◆ **GIVEN PROBLEM**
Give the listing again in full, exactly as written.

[Stored data]
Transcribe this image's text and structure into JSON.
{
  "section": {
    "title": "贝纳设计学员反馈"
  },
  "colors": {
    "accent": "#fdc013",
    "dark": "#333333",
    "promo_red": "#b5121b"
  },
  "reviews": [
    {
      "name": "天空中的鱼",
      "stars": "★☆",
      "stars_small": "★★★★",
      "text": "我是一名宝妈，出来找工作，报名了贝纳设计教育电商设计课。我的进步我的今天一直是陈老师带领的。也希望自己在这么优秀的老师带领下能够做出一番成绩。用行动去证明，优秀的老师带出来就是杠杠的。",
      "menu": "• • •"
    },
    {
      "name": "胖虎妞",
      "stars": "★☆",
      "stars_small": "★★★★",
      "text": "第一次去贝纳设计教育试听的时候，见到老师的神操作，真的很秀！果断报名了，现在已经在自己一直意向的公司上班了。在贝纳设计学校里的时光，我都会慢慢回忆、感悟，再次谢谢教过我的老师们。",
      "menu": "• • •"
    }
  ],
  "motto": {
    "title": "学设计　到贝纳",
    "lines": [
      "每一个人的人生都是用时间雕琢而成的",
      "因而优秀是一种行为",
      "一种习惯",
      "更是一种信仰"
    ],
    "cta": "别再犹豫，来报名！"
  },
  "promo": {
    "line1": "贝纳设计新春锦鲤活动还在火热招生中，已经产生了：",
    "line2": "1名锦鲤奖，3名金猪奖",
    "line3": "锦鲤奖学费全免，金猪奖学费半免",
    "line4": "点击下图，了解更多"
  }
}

◆ **ANSWER IN FULL**
Transcribe this image's text and structure into JSON.
{
  "section": {
    "title": "贝纳设计学员反馈"
  },
  "colors": {
    "accent": "#fdc013",
    "dark": "#333333",
    "promo_red": "#b5121b"
  },
  "reviews": [
    {
      "name": "天空中的鱼",
      "stars": "★☆",
      "stars_small": "★★★★",
      "text": "我是一名宝妈，出来找工作，报名了贝纳设计教育电商设计课。我的进步我的今天一直是陈老师带领的。也希望自己在这么优秀的老师带领下能够做出一番成绩。用行动去证明，优秀的老师带出来就是杠杠的。",
      "menu": "• • •"
    },
    {
      "name": "胖虎妞",
      "stars": "★☆",
      "stars_small": "★★★★",
      "text": "第一次去贝纳设计教育试听的时候，见到老师的神操作，真的很秀！果断报名了，现在已经在自己一直意向的公司上班了。在贝纳设计学校里的时光，我都会慢慢回忆、感悟，再次谢谢教过我的老师们。",
      "menu": "• • •"
    }
  ],
  "motto": {
    "title": "学设计　到贝纳",
    "lines": [
      "每一个人的人生都是用时间雕琢而成的",
      "因而优秀是一种行为",
      "一种习惯",
      "更是一种信仰"
    ],
    "cta": "别再犹豫，来报名！"
  },
  "promo": {
    "line1": "贝纳设计新春锦鲤活动还在火热招生中，已经产生了：",
    "line2": "1名锦鲤奖，3名金猪奖",
    "line3": "锦鲤奖学费全免，金猪奖学费半免",
    "line4": "点击下图，了解更多"
  }
}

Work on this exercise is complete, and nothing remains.